• **What is being asked**
Convert everything from the line containing "Localize each UI" down to the line containing "y-axis-label: Liberal - Conservative: [11, 152, 22, 250]" into a two-column CSV with the headers input and output, giving one row for each input and its output. Put each value in a single quoted field, replacing its line breaks with spaces.

• **Provided material**
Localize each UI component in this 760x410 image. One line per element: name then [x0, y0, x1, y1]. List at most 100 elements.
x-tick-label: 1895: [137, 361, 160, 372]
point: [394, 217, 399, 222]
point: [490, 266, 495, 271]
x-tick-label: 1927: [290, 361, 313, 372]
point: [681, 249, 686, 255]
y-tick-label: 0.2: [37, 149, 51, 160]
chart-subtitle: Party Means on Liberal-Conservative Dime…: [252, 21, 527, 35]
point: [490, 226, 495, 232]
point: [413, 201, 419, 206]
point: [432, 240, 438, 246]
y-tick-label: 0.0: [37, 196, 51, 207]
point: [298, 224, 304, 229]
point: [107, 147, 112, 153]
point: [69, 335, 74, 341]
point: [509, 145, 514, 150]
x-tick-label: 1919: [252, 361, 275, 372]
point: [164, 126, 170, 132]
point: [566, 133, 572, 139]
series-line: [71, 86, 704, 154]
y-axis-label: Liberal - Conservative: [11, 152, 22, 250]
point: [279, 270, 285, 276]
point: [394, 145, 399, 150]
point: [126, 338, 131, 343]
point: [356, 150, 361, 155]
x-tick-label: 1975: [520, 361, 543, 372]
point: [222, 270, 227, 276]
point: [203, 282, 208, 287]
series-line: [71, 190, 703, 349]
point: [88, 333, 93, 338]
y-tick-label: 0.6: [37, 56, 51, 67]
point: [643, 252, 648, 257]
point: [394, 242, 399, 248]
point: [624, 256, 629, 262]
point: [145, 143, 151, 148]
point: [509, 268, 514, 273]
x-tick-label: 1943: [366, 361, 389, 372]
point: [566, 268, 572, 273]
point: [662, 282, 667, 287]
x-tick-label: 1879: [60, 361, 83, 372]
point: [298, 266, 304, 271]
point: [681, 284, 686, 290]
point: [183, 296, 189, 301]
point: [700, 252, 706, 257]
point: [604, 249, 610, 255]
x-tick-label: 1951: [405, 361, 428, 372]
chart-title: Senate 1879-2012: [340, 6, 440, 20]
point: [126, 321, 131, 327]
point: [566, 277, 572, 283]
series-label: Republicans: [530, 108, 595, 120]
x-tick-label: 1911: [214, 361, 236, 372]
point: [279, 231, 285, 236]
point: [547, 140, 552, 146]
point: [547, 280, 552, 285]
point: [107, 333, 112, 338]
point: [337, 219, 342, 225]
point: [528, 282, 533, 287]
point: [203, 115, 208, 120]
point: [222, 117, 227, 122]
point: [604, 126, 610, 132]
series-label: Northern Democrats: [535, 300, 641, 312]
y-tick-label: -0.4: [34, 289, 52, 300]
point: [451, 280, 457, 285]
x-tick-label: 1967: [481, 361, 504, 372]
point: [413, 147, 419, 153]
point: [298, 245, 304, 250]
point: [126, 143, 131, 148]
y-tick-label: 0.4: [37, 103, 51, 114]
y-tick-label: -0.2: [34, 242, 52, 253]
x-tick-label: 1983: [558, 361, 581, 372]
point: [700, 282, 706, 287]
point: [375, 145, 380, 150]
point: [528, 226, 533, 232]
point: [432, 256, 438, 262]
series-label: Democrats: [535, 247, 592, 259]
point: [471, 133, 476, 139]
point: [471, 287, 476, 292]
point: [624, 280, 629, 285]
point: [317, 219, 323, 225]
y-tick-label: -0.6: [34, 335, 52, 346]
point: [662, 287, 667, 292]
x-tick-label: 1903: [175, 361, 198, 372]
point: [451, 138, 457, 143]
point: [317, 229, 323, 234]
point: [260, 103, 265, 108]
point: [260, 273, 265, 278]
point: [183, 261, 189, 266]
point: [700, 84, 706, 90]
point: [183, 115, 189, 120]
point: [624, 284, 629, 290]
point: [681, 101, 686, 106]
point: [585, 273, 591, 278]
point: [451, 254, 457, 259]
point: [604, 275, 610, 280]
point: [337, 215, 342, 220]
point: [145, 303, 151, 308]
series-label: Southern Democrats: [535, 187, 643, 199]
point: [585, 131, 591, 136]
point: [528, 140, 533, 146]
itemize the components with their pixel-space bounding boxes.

...

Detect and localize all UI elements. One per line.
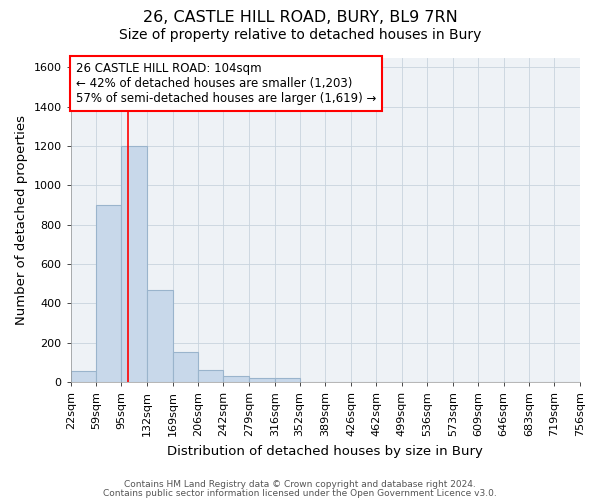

• **Response below**
input,output
"Localize each UI component in this 760x410 image. One line per element: name then [x0, y0, x1, y1]. List at most 100 elements.","x-tick-label: 1895: [137, 361, 160, 372] point: [394, 217, 399, 222] point: [490, 266, 495, 271] x-tick-label: 1927: [290, 361, 313, 372] point: [681, 249, 686, 255] y-tick-label: 0.2: [37, 149, 51, 160] chart-subtitle: Party Means on Liberal-Conservative Dime…: [252, 21, 527, 35] point: [490, 226, 495, 232] point: [413, 201, 419, 206] point: [432, 240, 438, 246] y-tick-label: 0.0: [37, 196, 51, 207] point: [298, 224, 304, 229] point: [107, 147, 112, 153] point: [69, 335, 74, 341] point: [509, 145, 514, 150] x-tick-label: 1919: [252, 361, 275, 372] point: [164, 126, 170, 132] point: [566, 133, 572, 139] series-line: [71, 86, 704, 154] y-axis-label: Liberal - Conservative: [11, 152, 22, 250]"